Aim of the exercise:
Repeat every record below exactly, but leave out any pictures.

********

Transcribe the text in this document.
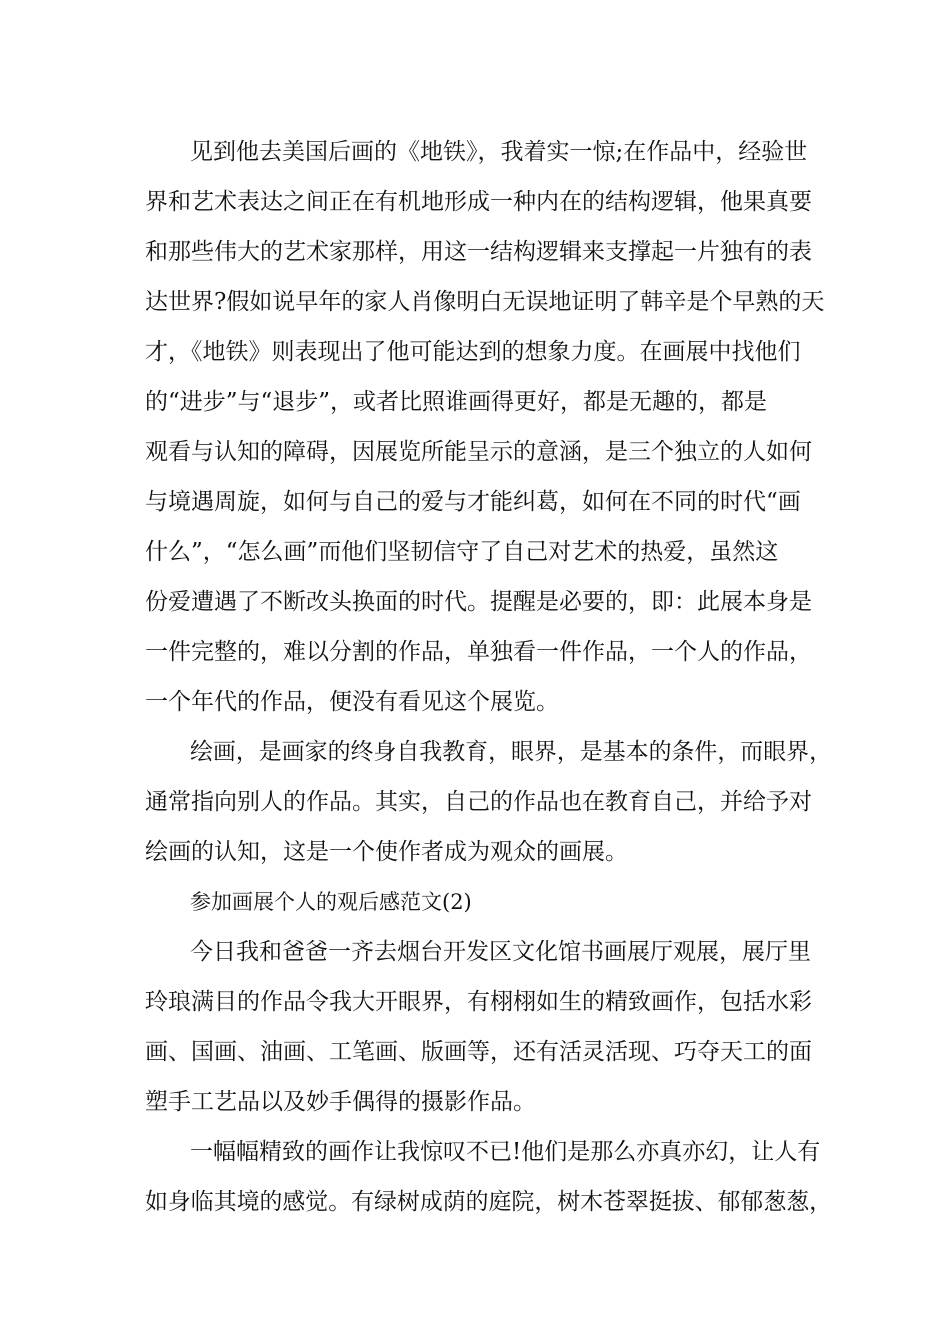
见到他去美国后画的《地铁》，我着实一惊;在作品中，经验世
界和艺术表达之间正在有机地形成一种内在的结构逻辑，他果真要
和那些伟大的艺术家那样，用这一结构逻辑来支撑起一片独有的表
达世界?假如说早年的家人肖像明白无误地证明了韩辛是个早熟的天
才，《地铁》则表现出了他可能达到的想象力度。在画展中找他们
的“进步”与“退步”，或者比照谁画得更好，都是无趣的，都是
观看与认知的障碍，因展览所能呈示的意涵，是三个独立的人如何
与境遇周旋，如何与自己的爱与才能纠葛，如何在不同的时代“画
什么”，“怎么画”而他们坚韧信守了自己对艺术的热爱，虽然这
份爱遭遇了不断改头换面的时代。提醒是必要的，即：此展本身是
一件完整的，难以分割的作品，单独看一件作品，一个人的作品，
一个年代的作品，便没有看见这个展览。
绘画，是画家的终身自我教育，眼界，是基本的条件，而眼界，
通常指向别人的作品。其实，自己的作品也在教育自己，并给予对
绘画的认知，这是一个使作者成为观众的画展。
参加画展个人的观后感范文(2)
今日我和爸爸一齐去烟台开发区文化馆书画展厅观展，展厅里
玲琅满目的作品令我大开眼界，有栩栩如生的精致画作，包括水彩
画、国画、油画、工笔画、版画等，还有活灵活现、巧夺天工的面
塑手工艺品以及妙手偶得的摄影作品。
一幅幅精致的画作让我惊叹不已!他们是那么亦真亦幻，让人有
如身临其境的感觉。有绿树成荫的庭院，树木苍翠挺拔、郁郁葱葱，
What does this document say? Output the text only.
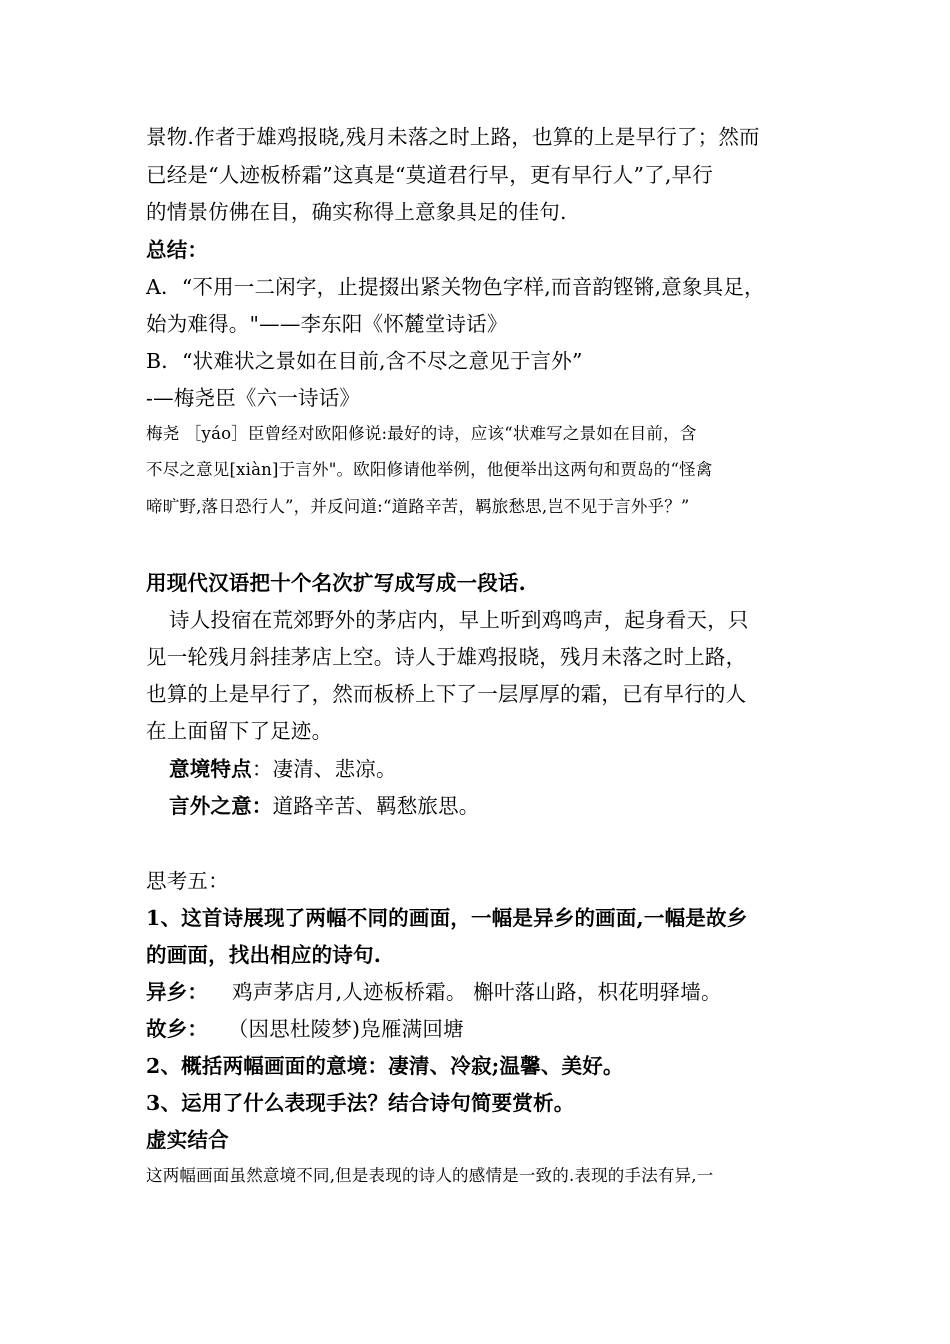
景物.作者于雄鸡报晓,残月未落之时上路，也算的上是早行了；然而
已经是“人迹板桥霜”这真是“莫道君行早，更有早行人”了,早行
的情景仿佛在目，确实称得上意象具足的佳句.
总结：
A．“不用一二闲字，止提掇出紧关物色字样,而音韵铿锵,意象具足，
始为难得。"——李东阳《怀麓堂诗话》
B．“状难状之景如在目前,含不尽之意见于言外”
-—梅尧臣《六一诗话》
梅尧 ［yáo］臣曾经对欧阳修说:最好的诗，应该“状难写之景如在目前，含
不尽之意见[xiàn]于言外"。欧阳修请他举例，他便举出这两句和贾岛的“怪禽
啼旷野,落日恐行人”，并反问道:“道路辛苦，羁旅愁思,岂不见于言外乎？”
用现代汉语把十个名次扩写成写成一段话.
诗人投宿在荒郊野外的茅店内，早上听到鸡鸣声，起身看天，只
见一轮残月斜挂茅店上空。诗人于雄鸡报晓，残月未落之时上路，
也算的上是早行了，然而板桥上下了一层厚厚的霜，已有早行的人
在上面留下了足迹。
意境特点：凄清、悲凉。
言外之意：道路辛苦、羁愁旅思。
思考五：
1、这首诗展现了两幅不同的画面，一幅是异乡的画面,一幅是故乡
的画面，找出相应的诗句.
异乡： 鸡声茅店月,人迹板桥霜。 槲叶落山路，枳花明驿墙。
故乡： （因思杜陵梦)凫雁满回塘
2、概括两幅画面的意境：凄清、冷寂;温馨、美好。
3、运用了什么表现手法？结合诗句简要赏析。
虚实结合
这两幅画面虽然意境不同,但是表现的诗人的感情是一致的.表现的手法有异,一
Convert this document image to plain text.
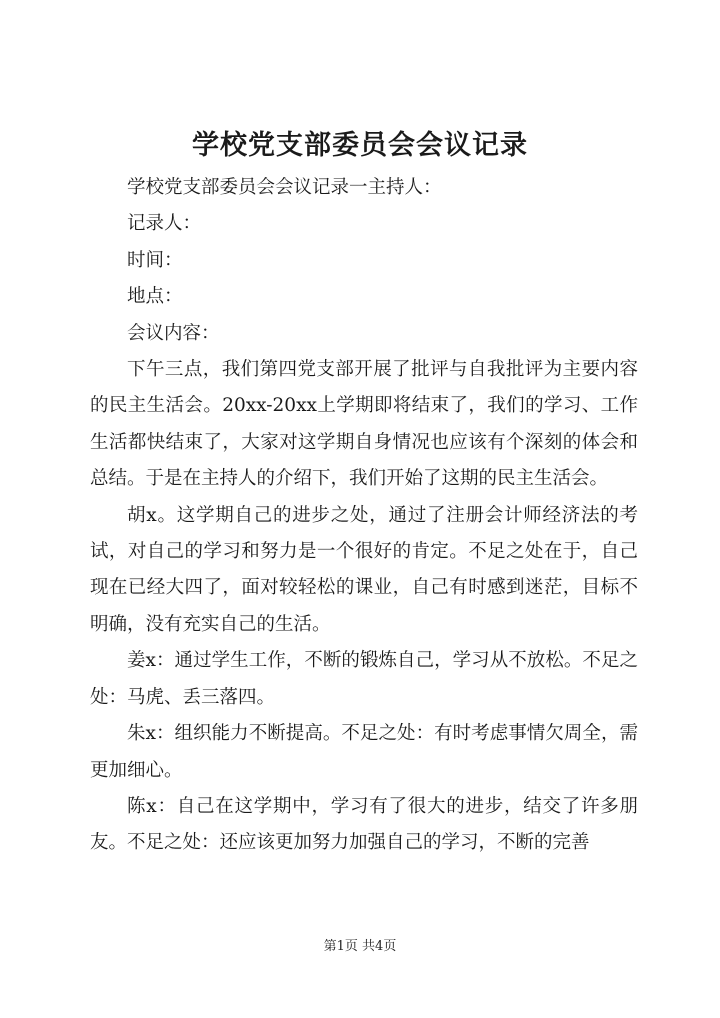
学校党支部委员会会议记录

学校党支部委员会会议记录一主持人：

记录人：

时间：

地点：

会议内容：

下午三点，我们第四党支部开展了批评与自我批评为主要内容的民主生活会。20xx-20xx上学期即将结束了，我们的学习、工作生活都快结束了，大家对这学期自身情况也应该有个深刻的体会和总结。于是在主持人的介绍下，我们开始了这期的民主生活会。

胡x。这学期自己的进步之处，通过了注册会计师经济法的考试，对自己的学习和努力是一个很好的肯定。不足之处在于，自己现在已经大四了，面对较轻松的课业，自己有时感到迷茫，目标不明确，没有充实自己的生活。

姜x：通过学生工作，不断的锻炼自己，学习从不放松。不足之处：马虎、丢三落四。

朱x：组织能力不断提高。不足之处：有时考虑事情欠周全，需更加细心。

陈x：自己在这学期中，学习有了很大的进步，结交了许多朋友。不足之处：还应该更加努力加强自己的学习，不断的完善

第1页 共4页
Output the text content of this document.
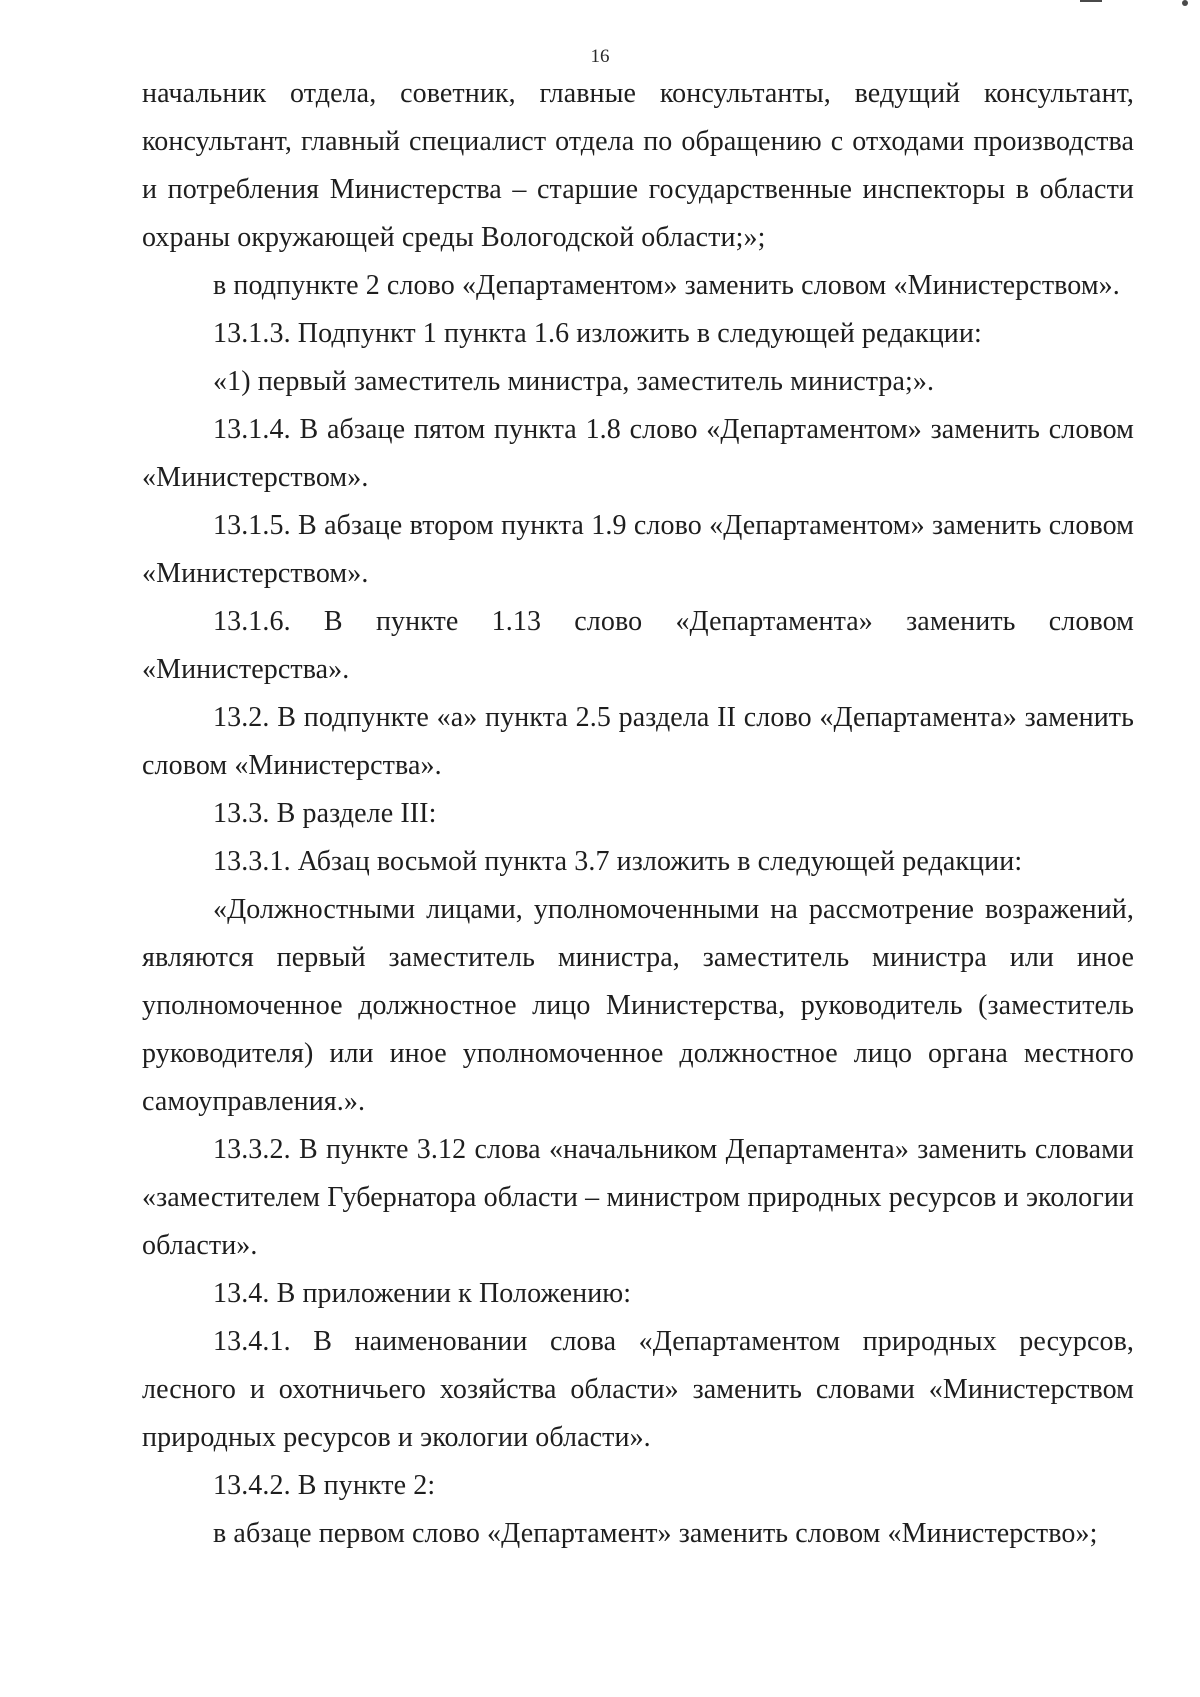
16

начальник отдела, советник, главные консультанты, ведущий консультант, консультант, главный специалист отдела по обращению с отходами производства и потребления Министерства – старшие государственные инспекторы в области охраны окружающей среды Вологодской области;»;

в подпункте 2 слово «Департаментом» заменить словом «Министерством».

13.1.3. Подпункт 1 пункта 1.6 изложить в следующей редакции:

«1) первый заместитель министра, заместитель министра;».

13.1.4. В абзаце пятом пункта 1.8 слово «Департаментом» заменить словом «Министерством».

13.1.5. В абзаце втором пункта 1.9 слово «Департаментом» заменить словом «Министерством».

13.1.6. В пункте 1.13 слово «Департамента» заменить словом «Министерства».

13.2. В подпункте «а» пункта 2.5 раздела II слово «Департамента» заменить словом «Министерства».

13.3. В разделе III:

13.3.1. Абзац восьмой пункта 3.7 изложить в следующей редакции:

«Должностными лицами, уполномоченными на рассмотрение возражений, являются первый заместитель министра, заместитель министра или иное уполномоченное должностное лицо Министерства, руководитель (заместитель руководителя) или иное уполномоченное должностное лицо органа местного самоуправления.».

13.3.2. В пункте 3.12 слова «начальником Департамента» заменить словами «заместителем Губернатора области – министром природных ресурсов и экологии области».

13.4. В приложении к Положению:

13.4.1. В наименовании слова «Департаментом природных ресурсов, лесного и охотничьего хозяйства области» заменить словами «Министерством природных ресурсов и экологии области».

13.4.2. В пункте 2:

в абзаце первом слово «Департамент» заменить словом «Министерство»;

********

Output:
Transcribe the text in this document.
见到他去美国后画的《地铁》，我着实一惊;在作品中，经验世
界和艺术表达之间正在有机地形成一种内在的结构逻辑，他果真要
和那些伟大的艺术家那样，用这一结构逻辑来支撑起一片独有的表
达世界?假如说早年的家人肖像明白无误地证明了韩辛是个早熟的天
才，《地铁》则表现出了他可能达到的想象力度。在画展中找他们
的“进步”与“退步”，或者比照谁画得更好，都是无趣的，都是
观看与认知的障碍，因展览所能呈示的意涵，是三个独立的人如何
与境遇周旋，如何与自己的爱与才能纠葛，如何在不同的时代“画
什么”，“怎么画”而他们坚韧信守了自己对艺术的热爱，虽然这
份爱遭遇了不断改头换面的时代。提醒是必要的，即：此展本身是
一件完整的，难以分割的作品，单独看一件作品，一个人的作品，
一个年代的作品，便没有看见这个展览。
绘画，是画家的终身自我教育，眼界，是基本的条件，而眼界，
通常指向别人的作品。其实，自己的作品也在教育自己，并给予对
绘画的认知，这是一个使作者成为观众的画展。
参加画展个人的观后感范文(2)
今日我和爸爸一齐去烟台开发区文化馆书画展厅观展，展厅里
玲琅满目的作品令我大开眼界，有栩栩如生的精致画作，包括水彩
画、国画、油画、工笔画、版画等，还有活灵活现、巧夺天工的面
塑手工艺品以及妙手偶得的摄影作品。
一幅幅精致的画作让我惊叹不已!他们是那么亦真亦幻，让人有
如身临其境的感觉。有绿树成荫的庭院，树木苍翠挺拔、郁郁葱葱，
What does this document say? Output the text only.
景物.作者于雄鸡报晓,残月未落之时上路，也算的上是早行了；然而
已经是“人迹板桥霜”这真是“莫道君行早，更有早行人”了,早行
的情景仿佛在目，确实称得上意象具足的佳句.
总结：
A．“不用一二闲字，止提掇出紧关物色字样,而音韵铿锵,意象具足，
始为难得。"——李东阳《怀麓堂诗话》
B．“状难状之景如在目前,含不尽之意见于言外”
-—梅尧臣《六一诗话》
梅尧 ［yáo］臣曾经对欧阳修说:最好的诗，应该“状难写之景如在目前，含
不尽之意见[xiàn]于言外"。欧阳修请他举例，他便举出这两句和贾岛的“怪禽
啼旷野,落日恐行人”，并反问道:“道路辛苦，羁旅愁思,岂不见于言外乎？”
用现代汉语把十个名次扩写成写成一段话.
诗人投宿在荒郊野外的茅店内，早上听到鸡鸣声，起身看天，只
见一轮残月斜挂茅店上空。诗人于雄鸡报晓，残月未落之时上路，
也算的上是早行了，然而板桥上下了一层厚厚的霜，已有早行的人
在上面留下了足迹。
意境特点：凄清、悲凉。
言外之意：道路辛苦、羁愁旅思。
思考五：
1、这首诗展现了两幅不同的画面，一幅是异乡的画面,一幅是故乡
的画面，找出相应的诗句.
异乡： 鸡声茅店月,人迹板桥霜。 槲叶落山路，枳花明驿墙。
故乡： （因思杜陵梦)凫雁满回塘
2、概括两幅画面的意境：凄清、冷寂;温馨、美好。
3、运用了什么表现手法？结合诗句简要赏析。
虚实结合
这两幅画面虽然意境不同,但是表现的诗人的感情是一致的.表现的手法有异,一
Convert this document image to plain text.
学校党支部委员会会议记录

学校党支部委员会会议记录一主持人：

记录人：

时间：

地点：

会议内容：

下午三点，我们第四党支部开展了批评与自我批评为主要内容的民主生活会。20xx-20xx上学期即将结束了，我们的学习、工作生活都快结束了，大家对这学期自身情况也应该有个深刻的体会和总结。于是在主持人的介绍下，我们开始了这期的民主生活会。

胡x。这学期自己的进步之处，通过了注册会计师经济法的考试，对自己的学习和努力是一个很好的肯定。不足之处在于，自己现在已经大四了，面对较轻松的课业，自己有时感到迷茫，目标不明确，没有充实自己的生活。

姜x：通过学生工作，不断的锻炼自己，学习从不放松。不足之处：马虎、丢三落四。

朱x：组织能力不断提高。不足之处：有时考虑事情欠周全，需更加细心。

陈x：自己在这学期中，学习有了很大的进步，结交了许多朋友。不足之处：还应该更加努力加强自己的学习，不断的完善

第1页 共4页
Output the text content of this document.
16

начальник отдела, советник, главные консультанты, ведущий консультант, консультант, главный специалист отдела по обращению с отходами производства и потребления Министерства – старшие государственные инспекторы в области охраны окружающей среды Вологодской области;»;

в подпункте 2 слово «Департаментом» заменить словом «Министерством».

13.1.3. Подпункт 1 пункта 1.6 изложить в следующей редакции:

«1) первый заместитель министра, заместитель министра;».

13.1.4. В абзаце пятом пункта 1.8 слово «Департаментом» заменить словом «Министерством».

13.1.5. В абзаце втором пункта 1.9 слово «Департаментом» заменить словом «Министерством».

13.1.6. В пункте 1.13 слово «Департамента» заменить словом «Министерства».

13.2. В подпункте «а» пункта 2.5 раздела II слово «Департамента» заменить словом «Министерства».

13.3. В разделе III:

13.3.1. Абзац восьмой пункта 3.7 изложить в следующей редакции:

«Должностными лицами, уполномоченными на рассмотрение возражений, являются первый заместитель министра, заместитель министра или иное уполномоченное должностное лицо Министерства, руководитель (заместитель руководителя) или иное уполномоченное должностное лицо органа местного самоуправления.».

13.3.2. В пункте 3.12 слова «начальником Департамента» заменить словами «заместителем Губернатора области – министром природных ресурсов и экологии области».

13.4. В приложении к Положению:

13.4.1. В наименовании слова «Департаментом природных ресурсов, лесного и охотничьего хозяйства области» заменить словами «Министерством природных ресурсов и экологии области».

13.4.2. В пункте 2:

в абзаце первом слово «Департамент» заменить словом «Министерство»;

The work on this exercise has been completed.